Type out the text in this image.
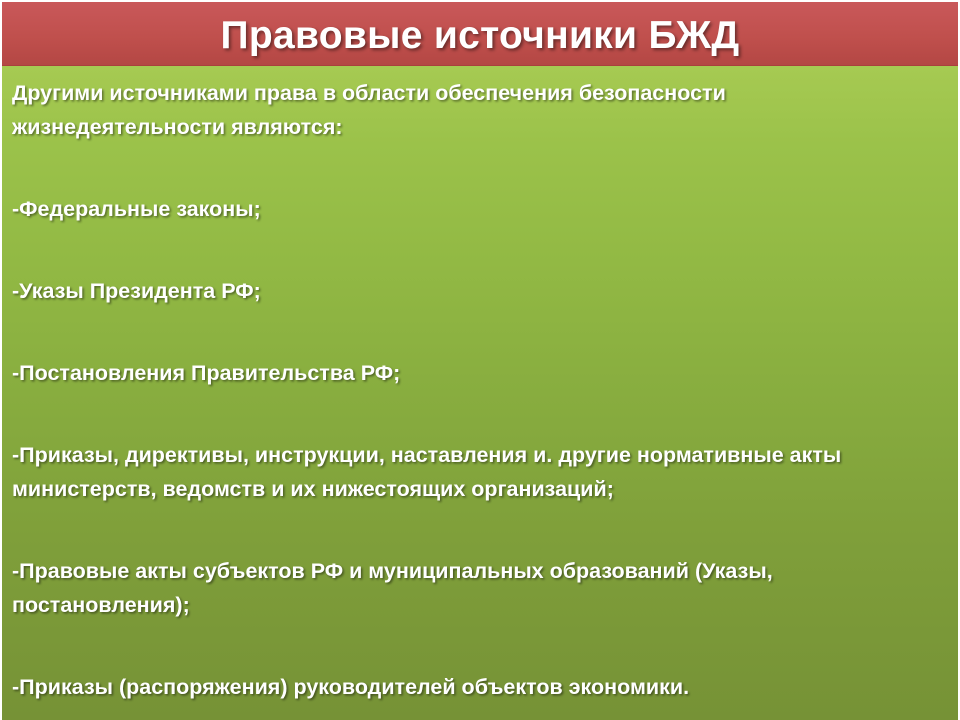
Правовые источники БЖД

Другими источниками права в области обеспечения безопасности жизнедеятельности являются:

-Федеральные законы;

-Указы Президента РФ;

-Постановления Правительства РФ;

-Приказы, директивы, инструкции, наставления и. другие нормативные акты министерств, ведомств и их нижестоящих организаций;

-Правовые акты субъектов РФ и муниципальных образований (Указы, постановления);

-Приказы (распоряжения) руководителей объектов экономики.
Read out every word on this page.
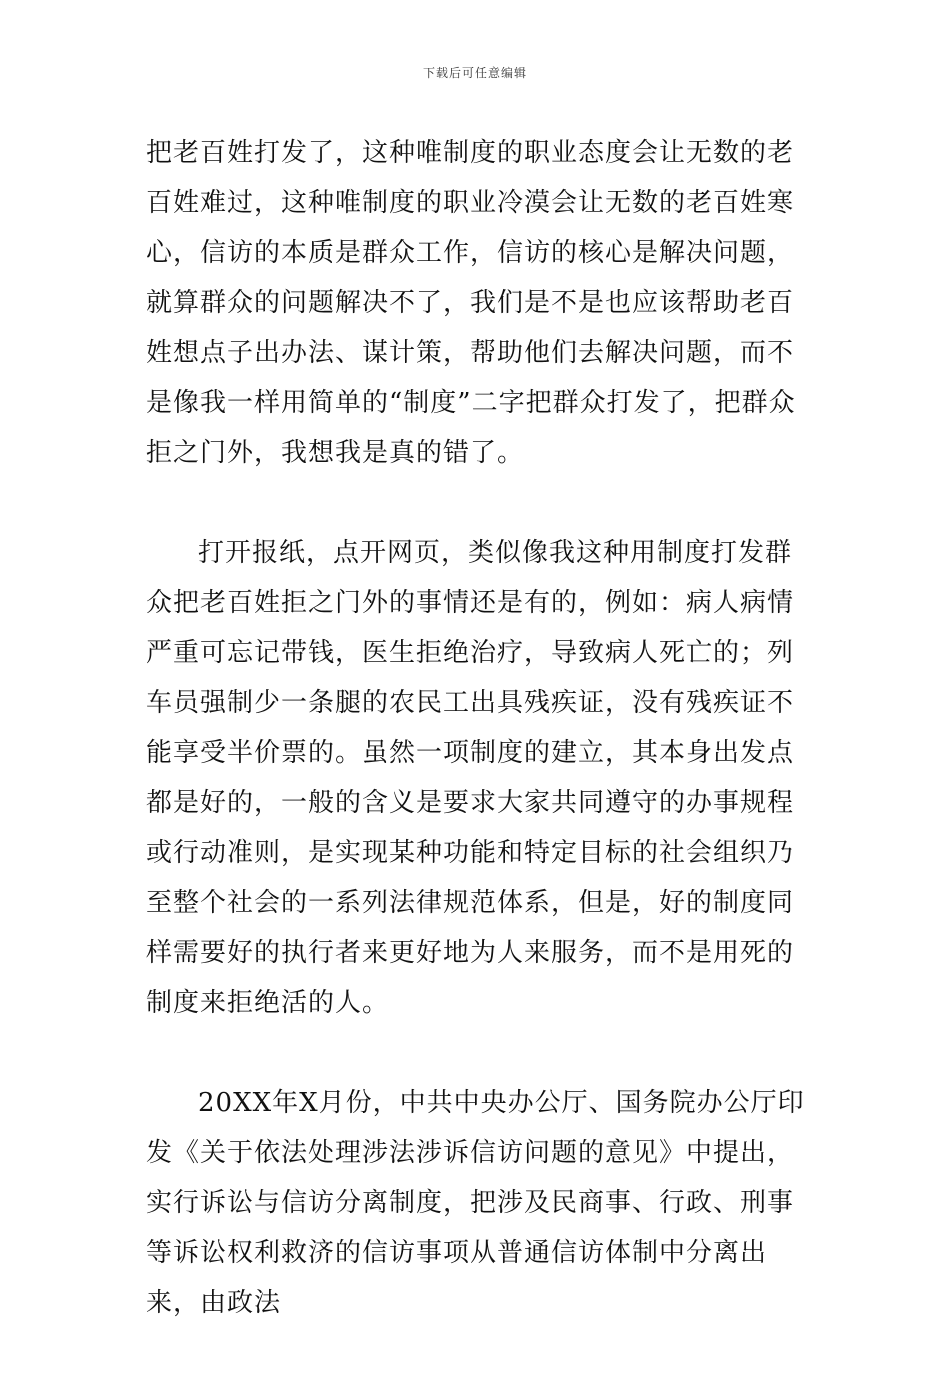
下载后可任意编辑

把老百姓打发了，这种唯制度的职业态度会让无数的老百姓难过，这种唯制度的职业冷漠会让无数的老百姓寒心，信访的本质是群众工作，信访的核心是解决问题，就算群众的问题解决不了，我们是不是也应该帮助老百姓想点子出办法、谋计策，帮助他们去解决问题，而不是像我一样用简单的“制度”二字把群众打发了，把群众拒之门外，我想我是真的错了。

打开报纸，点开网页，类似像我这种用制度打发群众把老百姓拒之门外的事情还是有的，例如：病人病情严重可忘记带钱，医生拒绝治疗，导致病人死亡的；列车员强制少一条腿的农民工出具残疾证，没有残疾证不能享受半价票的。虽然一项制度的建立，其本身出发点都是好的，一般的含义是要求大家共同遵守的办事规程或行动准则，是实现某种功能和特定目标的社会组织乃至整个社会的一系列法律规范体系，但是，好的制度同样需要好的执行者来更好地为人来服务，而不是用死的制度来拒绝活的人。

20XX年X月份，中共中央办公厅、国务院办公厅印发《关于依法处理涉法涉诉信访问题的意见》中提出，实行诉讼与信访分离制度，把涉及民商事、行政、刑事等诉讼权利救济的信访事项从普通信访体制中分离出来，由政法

## [TASK PROMPT]
Copy out every line holding the string "this".

## [OUTPUT BELOW]
Type out the text in this image.
Read out every word on this page.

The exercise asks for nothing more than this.